**Listing:**
--

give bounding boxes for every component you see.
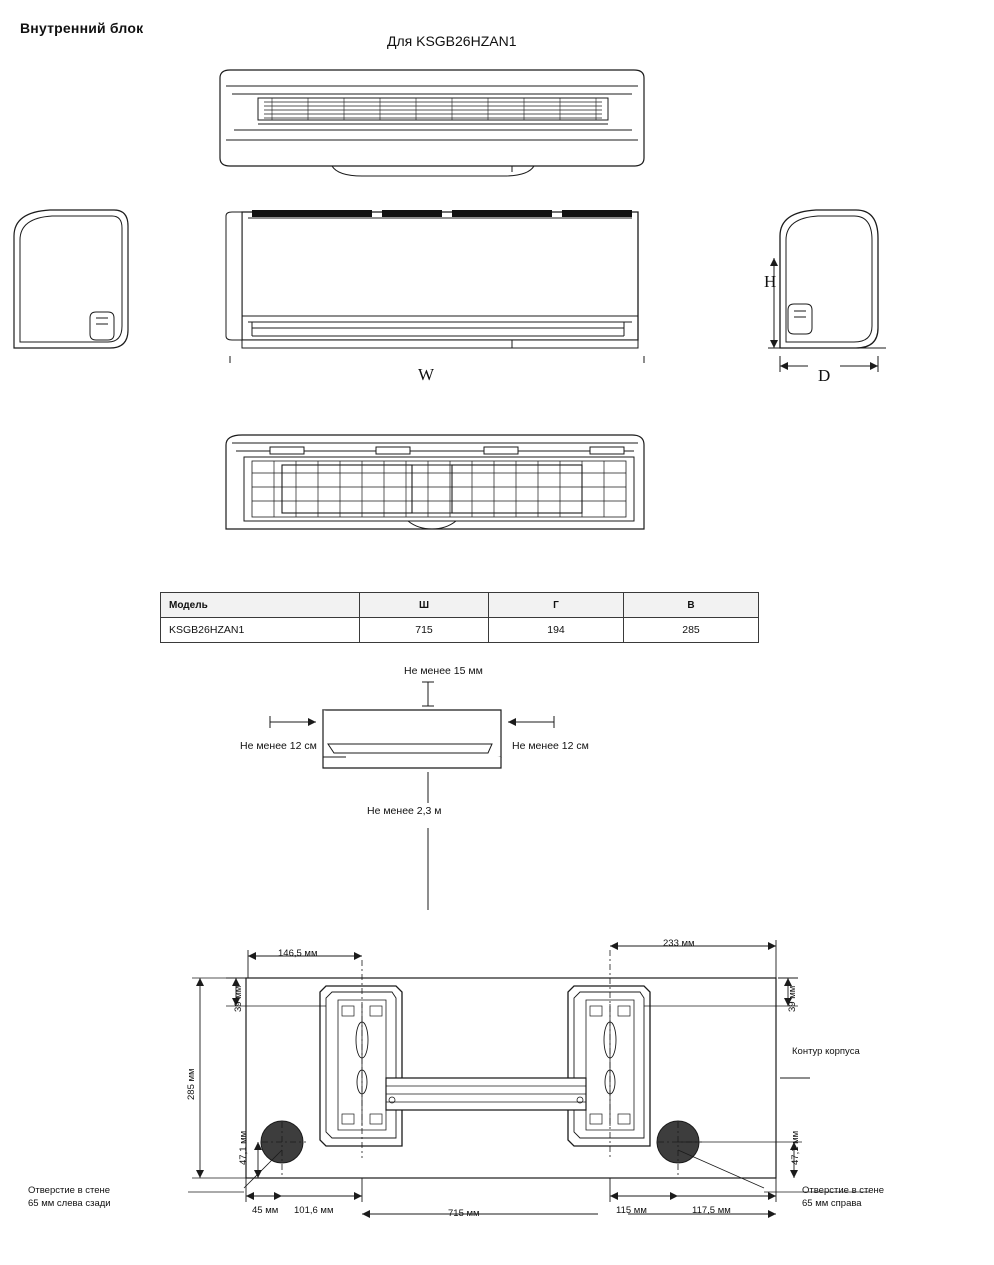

--

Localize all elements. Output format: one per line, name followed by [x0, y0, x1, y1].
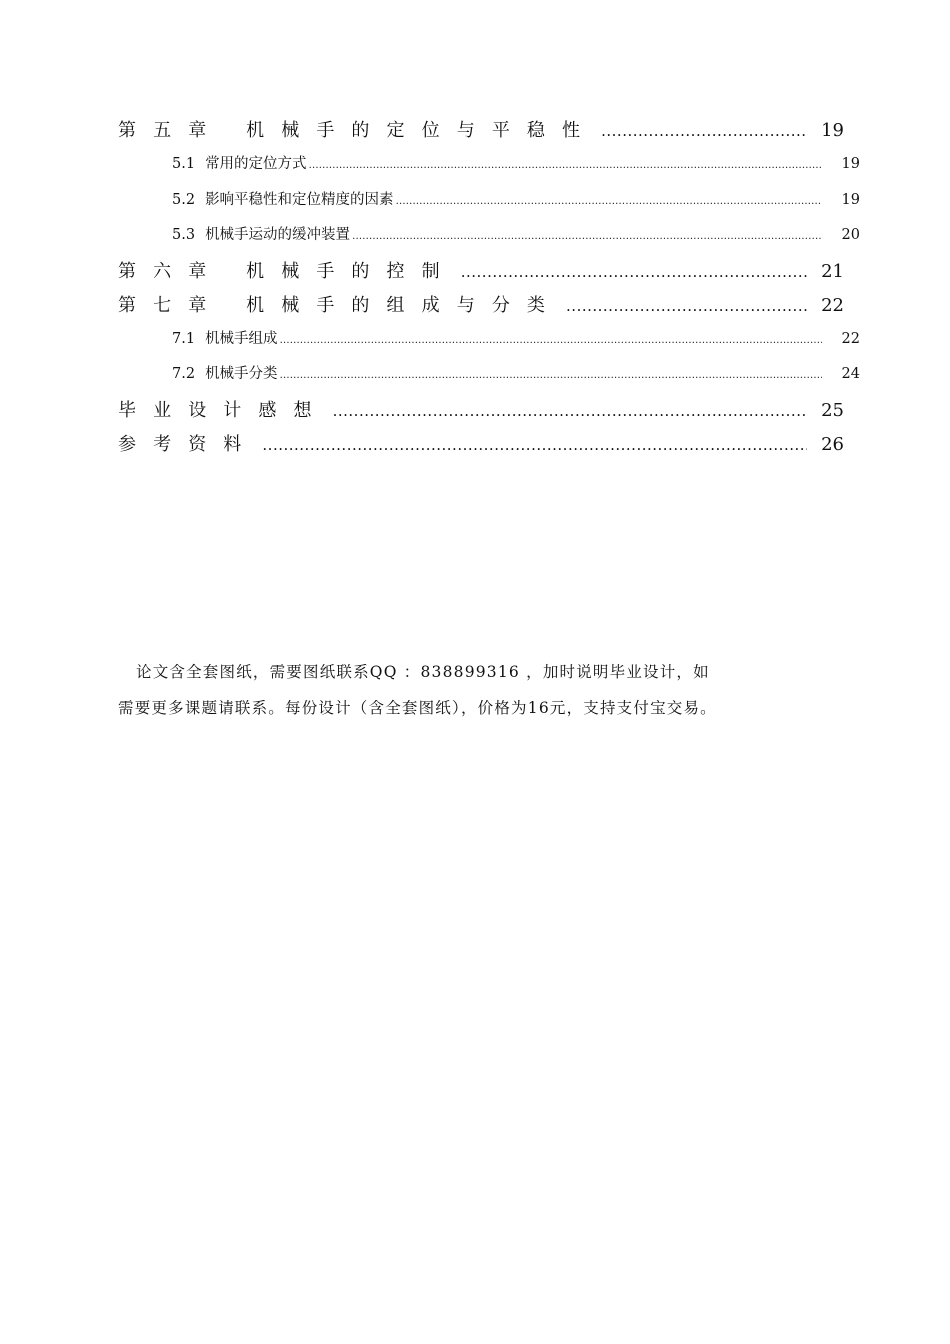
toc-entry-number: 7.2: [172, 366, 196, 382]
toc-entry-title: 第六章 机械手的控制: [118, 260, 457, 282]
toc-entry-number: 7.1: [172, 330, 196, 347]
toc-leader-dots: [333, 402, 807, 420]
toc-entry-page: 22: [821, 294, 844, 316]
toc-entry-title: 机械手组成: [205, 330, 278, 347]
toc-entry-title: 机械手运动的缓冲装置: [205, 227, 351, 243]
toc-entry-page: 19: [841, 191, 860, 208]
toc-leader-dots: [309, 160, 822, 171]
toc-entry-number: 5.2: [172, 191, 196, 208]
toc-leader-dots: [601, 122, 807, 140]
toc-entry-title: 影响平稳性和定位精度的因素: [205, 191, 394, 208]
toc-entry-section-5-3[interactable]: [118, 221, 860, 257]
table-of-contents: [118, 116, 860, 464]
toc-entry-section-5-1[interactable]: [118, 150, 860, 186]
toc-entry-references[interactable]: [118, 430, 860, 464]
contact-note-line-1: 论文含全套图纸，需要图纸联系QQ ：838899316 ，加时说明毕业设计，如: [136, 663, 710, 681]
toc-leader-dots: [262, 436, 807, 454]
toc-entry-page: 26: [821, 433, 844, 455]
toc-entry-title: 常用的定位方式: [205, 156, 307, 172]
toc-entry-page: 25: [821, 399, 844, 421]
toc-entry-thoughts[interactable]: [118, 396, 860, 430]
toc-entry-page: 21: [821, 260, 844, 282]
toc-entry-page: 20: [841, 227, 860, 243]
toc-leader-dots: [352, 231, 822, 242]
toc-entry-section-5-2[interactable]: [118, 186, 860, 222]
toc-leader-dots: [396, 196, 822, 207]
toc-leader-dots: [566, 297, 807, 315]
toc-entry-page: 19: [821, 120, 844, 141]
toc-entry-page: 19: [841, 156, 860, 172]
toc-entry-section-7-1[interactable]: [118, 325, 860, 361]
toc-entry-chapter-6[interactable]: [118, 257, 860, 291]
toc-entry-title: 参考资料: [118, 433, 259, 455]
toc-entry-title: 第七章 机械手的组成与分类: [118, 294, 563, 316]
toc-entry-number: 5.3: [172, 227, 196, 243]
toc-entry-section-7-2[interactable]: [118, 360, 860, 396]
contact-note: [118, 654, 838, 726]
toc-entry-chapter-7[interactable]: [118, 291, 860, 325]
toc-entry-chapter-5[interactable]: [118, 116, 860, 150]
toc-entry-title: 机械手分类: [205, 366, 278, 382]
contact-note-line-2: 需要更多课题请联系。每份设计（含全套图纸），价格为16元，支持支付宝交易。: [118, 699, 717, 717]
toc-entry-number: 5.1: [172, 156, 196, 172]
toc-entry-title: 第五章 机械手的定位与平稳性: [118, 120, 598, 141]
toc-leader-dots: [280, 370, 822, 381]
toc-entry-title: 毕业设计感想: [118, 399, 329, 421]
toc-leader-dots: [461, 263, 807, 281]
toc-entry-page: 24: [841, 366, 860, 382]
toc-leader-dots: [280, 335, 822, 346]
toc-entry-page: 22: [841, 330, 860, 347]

--

**Written problem:**
Rewrite the lines as a JSON list of strings, one string per line and no blank lines, starting at the line that contains "Localize all elements." and stopping after the line that contains "table-of-contents: [118, 116, 860, 464]". Leave the picture out of the list.

**Task result:**
[
  "Localize all elements. Output format: one per line, name followed by [x0, y0, x1, y1].",
  "toc-entry-number: 7.2: [172, 366, 196, 382]",
  "toc-entry-title: 第六章 机械手的控制: [118, 260, 457, 282]",
  "toc-entry-number: 7.1: [172, 330, 196, 347]",
  "toc-leader-dots: [333, 402, 807, 420]",
  "toc-entry-page: 22: [821, 294, 844, 316]",
  "toc-entry-title: 机械手组成: [205, 330, 278, 347]",
  "toc-entry-title: 机械手运动的缓冲装置: [205, 227, 351, 243]",
  "toc-entry-page: 19: [841, 191, 860, 208]",
  "toc-leader-dots: [309, 160, 822, 171]",
  "toc-entry-number: 5.2: [172, 191, 196, 208]",
  "toc-leader-dots: [601, 122, 807, 140]",
  "toc-entry-title: 影响平稳性和定位精度的因素: [205, 191, 394, 208]",
  "toc-entry-section-5-3[interactable]: [118, 221, 860, 257]",
  "table-of-contents: [118, 116, 860, 464]"
]